- _TASK DESCRIPTION_: All entries must be repeated exactly; do not include the pictures.

┄┄┄┄┄┄┄┄┄┄┄┄┄┄┄┄┄┄┄┄

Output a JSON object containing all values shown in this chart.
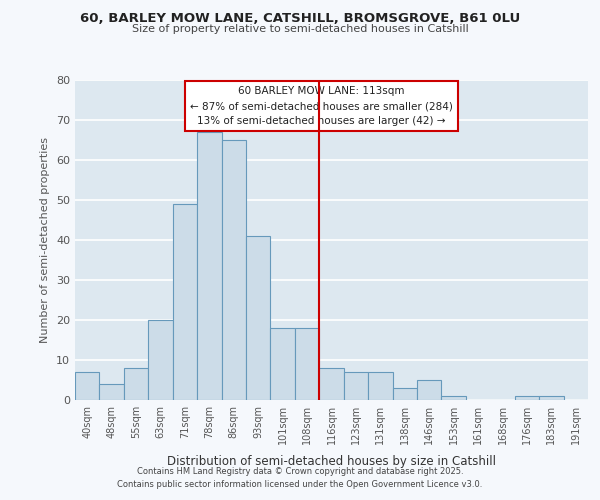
{
  "title_line1": "60, BARLEY MOW LANE, CATSHILL, BROMSGROVE, B61 0LU",
  "title_line2": "Size of property relative to semi-detached houses in Catshill",
  "xlabel": "Distribution of semi-detached houses by size in Catshill",
  "ylabel": "Number of semi-detached properties",
  "bar_labels": [
    "40sqm",
    "48sqm",
    "55sqm",
    "63sqm",
    "71sqm",
    "78sqm",
    "86sqm",
    "93sqm",
    "101sqm",
    "108sqm",
    "116sqm",
    "123sqm",
    "131sqm",
    "138sqm",
    "146sqm",
    "153sqm",
    "161sqm",
    "168sqm",
    "176sqm",
    "183sqm",
    "191sqm"
  ],
  "bar_values": [
    7,
    4,
    8,
    20,
    49,
    67,
    65,
    41,
    18,
    18,
    8,
    7,
    7,
    3,
    5,
    1,
    0,
    0,
    1,
    1,
    0
  ],
  "bar_color": "#ccdce8",
  "bar_edge_color": "#6699bb",
  "plot_bg_color": "#dde8f0",
  "figure_bg_color": "#f5f8fc",
  "grid_color": "#ffffff",
  "red_line_color": "#cc0000",
  "annotation_box_edge_color": "#cc0000",
  "property_label": "60 BARLEY MOW LANE: 113sqm",
  "annotation_line2": "← 87% of semi-detached houses are smaller (284)",
  "annotation_line3": "13% of semi-detached houses are larger (42) →",
  "red_line_x": 10.0,
  "ylim": [
    0,
    80
  ],
  "yticks": [
    0,
    10,
    20,
    30,
    40,
    50,
    60,
    70,
    80
  ],
  "footer_line1": "Contains HM Land Registry data © Crown copyright and database right 2025.",
  "footer_line2": "Contains public sector information licensed under the Open Government Licence v3.0."
}
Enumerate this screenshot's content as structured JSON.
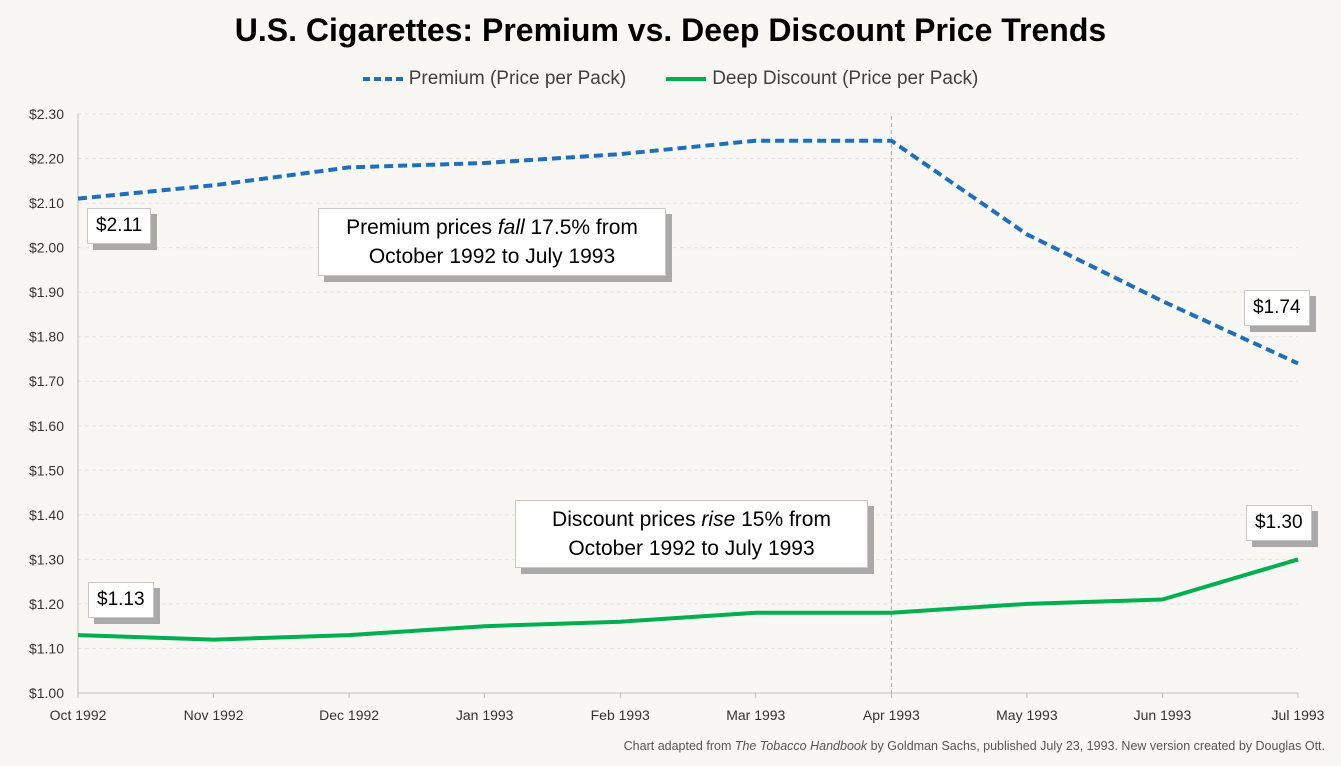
{
  "chart_data": {
    "type": "line",
    "title": "U.S. Cigarettes: Premium vs. Deep Discount Price Trends",
    "categories": [
      "Oct 1992",
      "Nov 1992",
      "Dec 1992",
      "Jan 1993",
      "Feb 1993",
      "Mar 1993",
      "Apr 1993",
      "May 1993",
      "Jun 1993",
      "Jul 1993"
    ],
    "series": [
      {
        "name": "Premium (Price per Pack)",
        "style": "dashed",
        "color": "#1f6fbf",
        "values": [
          2.11,
          2.14,
          2.18,
          2.19,
          2.21,
          2.24,
          2.24,
          2.03,
          1.88,
          1.74
        ]
      },
      {
        "name": "Deep Discount (Price per Pack)",
        "style": "solid",
        "color": "#00b050",
        "values": [
          1.13,
          1.12,
          1.13,
          1.15,
          1.16,
          1.18,
          1.18,
          1.2,
          1.21,
          1.3
        ]
      }
    ],
    "ylim": [
      1.0,
      2.3
    ],
    "yticks": [
      "$1.00",
      "$1.10",
      "$1.20",
      "$1.30",
      "$1.40",
      "$1.50",
      "$1.60",
      "$1.70",
      "$1.80",
      "$1.90",
      "$2.00",
      "$2.10",
      "$2.20",
      "$2.30"
    ],
    "reference_line": {
      "category": "Apr 1993",
      "style": "dashed",
      "color": "#a6a6a6"
    },
    "grid": true,
    "legend": "top-center",
    "data_labels": {
      "premium_start": "$2.11",
      "premium_end": "$1.74",
      "discount_start": "$1.13",
      "discount_end": "$1.30"
    },
    "annotations": {
      "premium": {
        "pre": "Premium prices ",
        "em": "fall",
        "post": " 17.5% from",
        "line2": "October 1992 to July 1993"
      },
      "discount": {
        "pre": "Discount prices ",
        "em": "rise",
        "post": " 15% from",
        "line2": "October 1992 to July 1993"
      }
    }
  },
  "footnote": {
    "pre": "Chart adapted from ",
    "em": "The Tobacco Handbook",
    "post": " by Goldman Sachs, published July 23, 1993. New version created by Douglas Ott."
  }
}
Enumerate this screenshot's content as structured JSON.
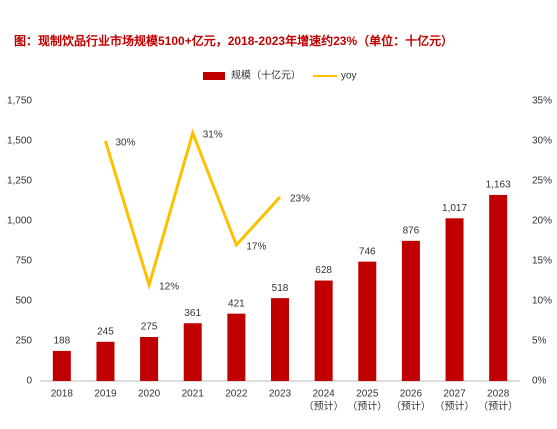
{
  "chart_data": {
    "type": "bar",
    "title": "图：现制饮品行业市场规模5100+亿元，2018-2023年增速约23%（单位：十亿元）",
    "categories": [
      [
        "2018"
      ],
      [
        "2019"
      ],
      [
        "2020"
      ],
      [
        "2021"
      ],
      [
        "2022"
      ],
      [
        "2023"
      ],
      [
        "2024",
        "（预计）"
      ],
      [
        "2025",
        "（预计）"
      ],
      [
        "2026",
        "（预计）"
      ],
      [
        "2027",
        "（预计）"
      ],
      [
        "2028",
        "（预计）"
      ]
    ],
    "series": [
      {
        "name": "规模（十亿元）",
        "color": "#c00000",
        "type": "bar",
        "values": [
          188,
          245,
          275,
          361,
          421,
          518,
          628,
          746,
          876,
          1017,
          1163
        ],
        "value_labels": [
          "188",
          "245",
          "275",
          "361",
          "421",
          "518",
          "628",
          "746",
          "876",
          "1,017",
          "1,163"
        ]
      },
      {
        "name": "yoy",
        "color": "#ffc000",
        "type": "line",
        "axis": "y2",
        "values": [
          null,
          30,
          12,
          31,
          17,
          23,
          null,
          null,
          null,
          null,
          null
        ],
        "value_labels": [
          null,
          "30%",
          "12%",
          "31%",
          "17%",
          "23%",
          null,
          null,
          null,
          null,
          null
        ]
      }
    ],
    "ylim": [
      0,
      1750
    ],
    "yticks": [
      0,
      250,
      500,
      750,
      {
        "value": 1000,
        "label": "1,000"
      },
      {
        "value": 1250,
        "label": "1,250"
      },
      {
        "value": 1500,
        "label": "1,500"
      },
      {
        "value": 1750,
        "label": "1,750"
      }
    ],
    "y2lim": [
      0,
      35
    ],
    "y2ticks": [
      {
        "value": 0,
        "label": "0%"
      },
      {
        "value": 5,
        "label": "5%"
      },
      {
        "value": 10,
        "label": "10%"
      },
      {
        "value": 15,
        "label": "15%"
      },
      {
        "value": 20,
        "label": "20%"
      },
      {
        "value": 25,
        "label": "25%"
      },
      {
        "value": 30,
        "label": "30%"
      },
      {
        "value": 35,
        "label": "35%"
      }
    ],
    "legend": "top"
  }
}
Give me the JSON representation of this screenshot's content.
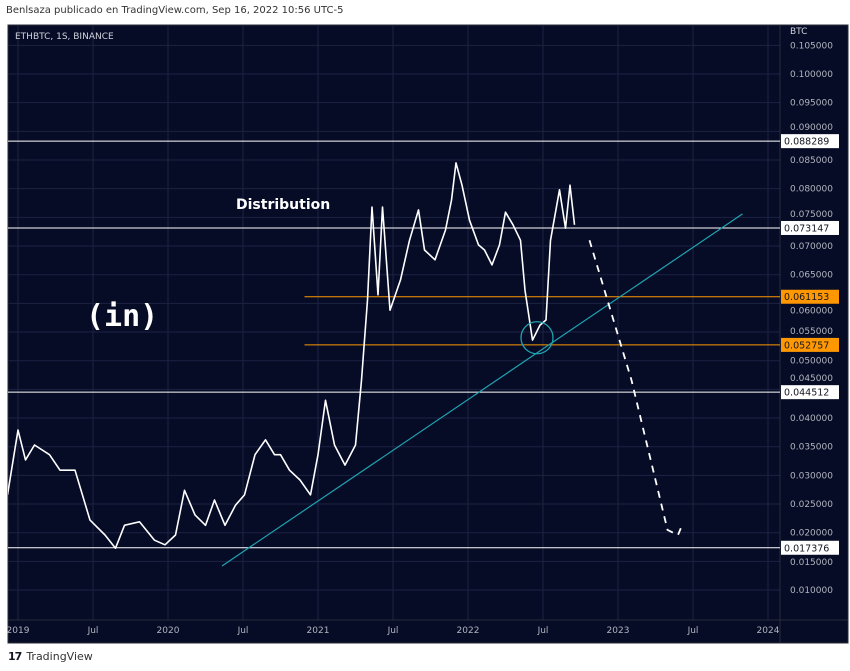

┄┄┄┄┄┄┄┄┄┄┄┄┄┄┄┄┄┄┄┄

- _EXERCISE OUTPUT_:
Output a JSON object containing all values shown in this chart.
{
  "title_line1": "60, BARLEY MOW LANE, CATSHILL, BROMSGROVE, B61 0LU",
  "title_line2": "Size of property relative to semi-detached houses in Catshill",
  "xlabel": "Distribution of semi-detached houses by size in Catshill",
  "ylabel": "Number of semi-detached properties",
  "bar_labels": [
    "40sqm",
    "48sqm",
    "55sqm",
    "63sqm",
    "71sqm",
    "78sqm",
    "86sqm",
    "93sqm",
    "101sqm",
    "108sqm",
    "116sqm",
    "123sqm",
    "131sqm",
    "138sqm",
    "146sqm",
    "153sqm",
    "161sqm",
    "168sqm",
    "176sqm",
    "183sqm",
    "191sqm"
  ],
  "bar_values": [
    7,
    4,
    8,
    20,
    49,
    67,
    65,
    41,
    18,
    18,
    8,
    7,
    7,
    3,
    5,
    1,
    0,
    0,
    1,
    1,
    0
  ],
  "bar_color": "#ccdce8",
  "bar_edge_color": "#6699bb",
  "plot_bg_color": "#dde8f0",
  "figure_bg_color": "#f5f8fc",
  "grid_color": "#ffffff",
  "red_line_color": "#cc0000",
  "annotation_box_edge_color": "#cc0000",
  "property_label": "60 BARLEY MOW LANE: 113sqm",
  "annotation_line2": "← 87% of semi-detached houses are smaller (284)",
  "annotation_line3": "13% of semi-detached houses are larger (42) →",
  "red_line_x": 10.0,
  "ylim": [
    0,
    80
  ],
  "yticks": [
    0,
    10,
    20,
    30,
    40,
    50,
    60,
    70,
    80
  ],
  "footer_line1": "Contains HM Land Registry data © Crown copyright and database right 2025.",
  "footer_line2": "Contains public sector information licensed under the Open Government Licence v3.0."
}
Enumerate this screenshot's content as structured JSON.
{
  "chart_data": {
    "type": "line",
    "title": "U.S. Cigarettes: Premium vs. Deep Discount Price Trends",
    "categories": [
      "Oct 1992",
      "Nov 1992",
      "Dec 1992",
      "Jan 1993",
      "Feb 1993",
      "Mar 1993",
      "Apr 1993",
      "May 1993",
      "Jun 1993",
      "Jul 1993"
    ],
    "series": [
      {
        "name": "Premium (Price per Pack)",
        "style": "dashed",
        "color": "#1f6fbf",
        "values": [
          2.11,
          2.14,
          2.18,
          2.19,
          2.21,
          2.24,
          2.24,
          2.03,
          1.88,
          1.74
        ]
      },
      {
        "name": "Deep Discount (Price per Pack)",
        "style": "solid",
        "color": "#00b050",
        "values": [
          1.13,
          1.12,
          1.13,
          1.15,
          1.16,
          1.18,
          1.18,
          1.2,
          1.21,
          1.3
        ]
      }
    ],
    "ylim": [
      1.0,
      2.3
    ],
    "yticks": [
      "$1.00",
      "$1.10",
      "$1.20",
      "$1.30",
      "$1.40",
      "$1.50",
      "$1.60",
      "$1.70",
      "$1.80",
      "$1.90",
      "$2.00",
      "$2.10",
      "$2.20",
      "$2.30"
    ],
    "reference_line": {
      "category": "Apr 1993",
      "style": "dashed",
      "color": "#a6a6a6"
    },
    "grid": true,
    "legend": "top-center",
    "data_labels": {
      "premium_start": "$2.11",
      "premium_end": "$1.74",
      "discount_start": "$1.13",
      "discount_end": "$1.30"
    },
    "annotations": {
      "premium": {
        "pre": "Premium prices ",
        "em": "fall",
        "post": " 17.5% from",
        "line2": "October 1992 to July 1993"
      },
      "discount": {
        "pre": "Discount prices ",
        "em": "rise",
        "post": " 15% from",
        "line2": "October 1992 to July 1993"
      }
    }
  },
  "footnote": {
    "pre": "Chart adapted from ",
    "em": "The Tobacco Handbook",
    "post": " by Goldman Sachs, published July 23, 1993. New version created by Douglas Ott."
  }
}
Enumerate this screenshot's content as structured JSON.
{
  "chart_data": {
    "type": "bar",
    "title": "图：现制饮品行业市场规模5100+亿元，2018-2023年增速约23%（单位：十亿元）",
    "categories": [
      [
        "2018"
      ],
      [
        "2019"
      ],
      [
        "2020"
      ],
      [
        "2021"
      ],
      [
        "2022"
      ],
      [
        "2023"
      ],
      [
        "2024",
        "（预计）"
      ],
      [
        "2025",
        "（预计）"
      ],
      [
        "2026",
        "（预计）"
      ],
      [
        "2027",
        "（预计）"
      ],
      [
        "2028",
        "（预计）"
      ]
    ],
    "series": [
      {
        "name": "规模（十亿元）",
        "color": "#c00000",
        "type": "bar",
        "values": [
          188,
          245,
          275,
          361,
          421,
          518,
          628,
          746,
          876,
          1017,
          1163
        ],
        "value_labels": [
          "188",
          "245",
          "275",
          "361",
          "421",
          "518",
          "628",
          "746",
          "876",
          "1,017",
          "1,163"
        ]
      },
      {
        "name": "yoy",
        "color": "#ffc000",
        "type": "line",
        "axis": "y2",
        "values": [
          null,
          30,
          12,
          31,
          17,
          23,
          null,
          null,
          null,
          null,
          null
        ],
        "value_labels": [
          null,
          "30%",
          "12%",
          "31%",
          "17%",
          "23%",
          null,
          null,
          null,
          null,
          null
        ]
      }
    ],
    "ylim": [
      0,
      1750
    ],
    "yticks": [
      0,
      250,
      500,
      750,
      {
        "value": 1000,
        "label": "1,000"
      },
      {
        "value": 1250,
        "label": "1,250"
      },
      {
        "value": 1500,
        "label": "1,500"
      },
      {
        "value": 1750,
        "label": "1,750"
      }
    ],
    "y2lim": [
      0,
      35
    ],
    "y2ticks": [
      {
        "value": 0,
        "label": "0%"
      },
      {
        "value": 5,
        "label": "5%"
      },
      {
        "value": 10,
        "label": "10%"
      },
      {
        "value": 15,
        "label": "15%"
      },
      {
        "value": 20,
        "label": "20%"
      },
      {
        "value": 25,
        "label": "25%"
      },
      {
        "value": 30,
        "label": "30%"
      },
      {
        "value": 35,
        "label": "35%"
      }
    ],
    "legend": "top"
  }
}
Give me the JSON representation of this screenshot's content.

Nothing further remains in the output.